-- START EXCERPTED RECORDS --

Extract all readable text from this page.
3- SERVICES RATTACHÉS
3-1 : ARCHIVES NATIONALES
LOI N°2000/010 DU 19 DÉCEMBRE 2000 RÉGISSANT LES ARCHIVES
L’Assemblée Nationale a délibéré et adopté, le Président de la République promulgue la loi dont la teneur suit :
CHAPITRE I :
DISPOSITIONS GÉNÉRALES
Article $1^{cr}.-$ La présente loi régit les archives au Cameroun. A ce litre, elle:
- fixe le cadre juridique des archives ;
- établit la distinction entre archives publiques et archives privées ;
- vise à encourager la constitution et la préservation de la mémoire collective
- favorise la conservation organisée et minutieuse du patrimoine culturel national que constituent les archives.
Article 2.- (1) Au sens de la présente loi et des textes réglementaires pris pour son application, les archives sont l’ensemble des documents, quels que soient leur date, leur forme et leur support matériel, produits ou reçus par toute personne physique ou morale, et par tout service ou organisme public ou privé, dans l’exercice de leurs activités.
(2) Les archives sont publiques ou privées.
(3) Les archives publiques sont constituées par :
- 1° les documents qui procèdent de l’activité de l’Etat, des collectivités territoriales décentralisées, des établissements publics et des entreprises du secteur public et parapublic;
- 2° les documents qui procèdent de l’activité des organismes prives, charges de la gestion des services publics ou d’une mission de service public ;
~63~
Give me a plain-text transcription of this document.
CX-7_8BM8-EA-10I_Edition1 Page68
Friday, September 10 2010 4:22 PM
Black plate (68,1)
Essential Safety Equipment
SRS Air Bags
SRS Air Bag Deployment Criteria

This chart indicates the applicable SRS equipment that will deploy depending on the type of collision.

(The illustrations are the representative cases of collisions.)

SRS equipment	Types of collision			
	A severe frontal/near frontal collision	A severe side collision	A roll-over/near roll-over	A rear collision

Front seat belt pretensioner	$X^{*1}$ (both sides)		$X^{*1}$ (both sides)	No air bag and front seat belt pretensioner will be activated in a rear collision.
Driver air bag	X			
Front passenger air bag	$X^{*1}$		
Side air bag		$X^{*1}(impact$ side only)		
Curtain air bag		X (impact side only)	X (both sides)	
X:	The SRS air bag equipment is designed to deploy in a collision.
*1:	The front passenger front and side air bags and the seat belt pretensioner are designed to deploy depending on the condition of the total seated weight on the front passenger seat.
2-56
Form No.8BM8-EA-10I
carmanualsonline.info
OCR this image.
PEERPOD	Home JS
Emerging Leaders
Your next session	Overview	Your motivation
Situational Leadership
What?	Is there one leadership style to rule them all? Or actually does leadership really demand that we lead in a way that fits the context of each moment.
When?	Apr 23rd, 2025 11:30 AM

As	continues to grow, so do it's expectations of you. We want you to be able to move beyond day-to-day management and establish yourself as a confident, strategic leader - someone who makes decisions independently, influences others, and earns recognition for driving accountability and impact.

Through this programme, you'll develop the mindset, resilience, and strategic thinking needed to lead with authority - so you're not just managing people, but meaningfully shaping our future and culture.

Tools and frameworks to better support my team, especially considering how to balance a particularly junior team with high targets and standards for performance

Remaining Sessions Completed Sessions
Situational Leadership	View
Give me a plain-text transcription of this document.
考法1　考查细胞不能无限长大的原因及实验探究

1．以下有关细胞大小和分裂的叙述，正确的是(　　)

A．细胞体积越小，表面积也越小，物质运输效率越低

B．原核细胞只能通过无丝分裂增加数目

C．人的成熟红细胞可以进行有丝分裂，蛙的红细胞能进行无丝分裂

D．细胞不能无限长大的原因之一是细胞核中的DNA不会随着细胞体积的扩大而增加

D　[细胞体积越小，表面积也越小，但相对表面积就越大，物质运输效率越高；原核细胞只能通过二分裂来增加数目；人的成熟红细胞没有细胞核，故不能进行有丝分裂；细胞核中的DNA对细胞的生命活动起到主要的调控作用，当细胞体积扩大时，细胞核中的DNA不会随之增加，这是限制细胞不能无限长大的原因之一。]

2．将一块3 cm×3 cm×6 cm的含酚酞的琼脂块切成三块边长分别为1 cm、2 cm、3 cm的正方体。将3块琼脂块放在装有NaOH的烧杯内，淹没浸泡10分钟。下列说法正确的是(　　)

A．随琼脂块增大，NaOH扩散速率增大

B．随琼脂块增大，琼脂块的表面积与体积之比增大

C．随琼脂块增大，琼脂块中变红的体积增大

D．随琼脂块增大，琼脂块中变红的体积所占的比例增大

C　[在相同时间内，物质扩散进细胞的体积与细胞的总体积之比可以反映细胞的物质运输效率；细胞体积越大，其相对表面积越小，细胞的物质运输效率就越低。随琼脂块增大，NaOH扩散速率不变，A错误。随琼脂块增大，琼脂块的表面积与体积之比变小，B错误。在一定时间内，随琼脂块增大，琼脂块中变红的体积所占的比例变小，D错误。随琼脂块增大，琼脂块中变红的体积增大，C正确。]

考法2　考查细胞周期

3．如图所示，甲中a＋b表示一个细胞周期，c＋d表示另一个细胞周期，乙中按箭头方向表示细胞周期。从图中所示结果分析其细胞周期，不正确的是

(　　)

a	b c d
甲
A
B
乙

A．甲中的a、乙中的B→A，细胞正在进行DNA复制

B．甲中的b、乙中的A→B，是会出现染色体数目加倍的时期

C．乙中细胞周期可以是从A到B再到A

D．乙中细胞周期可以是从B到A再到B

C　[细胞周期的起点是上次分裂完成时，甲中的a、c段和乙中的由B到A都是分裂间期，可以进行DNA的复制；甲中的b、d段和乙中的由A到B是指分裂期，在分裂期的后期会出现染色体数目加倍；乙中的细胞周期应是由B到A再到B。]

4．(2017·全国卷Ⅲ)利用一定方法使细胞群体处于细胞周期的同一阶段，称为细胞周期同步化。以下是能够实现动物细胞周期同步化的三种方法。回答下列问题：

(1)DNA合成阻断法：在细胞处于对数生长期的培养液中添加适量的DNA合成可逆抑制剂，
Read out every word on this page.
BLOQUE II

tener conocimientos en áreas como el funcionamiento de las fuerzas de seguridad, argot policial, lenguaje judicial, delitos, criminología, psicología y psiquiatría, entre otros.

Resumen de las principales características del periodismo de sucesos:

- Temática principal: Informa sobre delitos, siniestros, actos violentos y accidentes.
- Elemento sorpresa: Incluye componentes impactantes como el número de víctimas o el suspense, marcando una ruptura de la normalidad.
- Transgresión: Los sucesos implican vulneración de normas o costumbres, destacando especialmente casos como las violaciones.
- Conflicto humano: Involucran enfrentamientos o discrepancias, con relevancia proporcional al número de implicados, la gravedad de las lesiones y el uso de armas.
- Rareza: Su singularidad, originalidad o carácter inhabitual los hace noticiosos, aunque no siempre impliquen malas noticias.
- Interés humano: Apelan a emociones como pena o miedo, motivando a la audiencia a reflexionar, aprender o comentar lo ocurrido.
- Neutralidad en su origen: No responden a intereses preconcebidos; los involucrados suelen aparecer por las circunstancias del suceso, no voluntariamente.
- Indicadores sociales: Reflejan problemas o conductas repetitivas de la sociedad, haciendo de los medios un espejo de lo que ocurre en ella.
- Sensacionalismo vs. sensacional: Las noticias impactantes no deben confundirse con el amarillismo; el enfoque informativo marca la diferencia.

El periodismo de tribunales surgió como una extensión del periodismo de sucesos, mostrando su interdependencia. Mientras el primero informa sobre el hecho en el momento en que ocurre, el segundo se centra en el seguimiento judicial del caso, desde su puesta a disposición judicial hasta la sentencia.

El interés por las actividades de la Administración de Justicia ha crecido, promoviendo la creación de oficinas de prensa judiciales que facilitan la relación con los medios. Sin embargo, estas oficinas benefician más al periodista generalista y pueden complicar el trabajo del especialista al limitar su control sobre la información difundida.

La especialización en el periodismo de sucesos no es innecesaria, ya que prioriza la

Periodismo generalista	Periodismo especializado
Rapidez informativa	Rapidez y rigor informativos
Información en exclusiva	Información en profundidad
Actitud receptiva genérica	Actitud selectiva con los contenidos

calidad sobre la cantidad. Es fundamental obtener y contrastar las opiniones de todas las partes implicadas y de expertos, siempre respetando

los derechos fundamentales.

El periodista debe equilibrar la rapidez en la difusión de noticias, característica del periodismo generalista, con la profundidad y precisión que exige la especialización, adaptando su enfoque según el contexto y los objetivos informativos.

-- END EXCERPTED RECORDS --

## PROBLEM
In the entries above, identify every line with the word "privées". Copy those lines.

## RESPONSE TO THIS EXERCISE
- établit la distinction entre archives publiques et archives privées ;
(2) Les archives sont publiques ou privées.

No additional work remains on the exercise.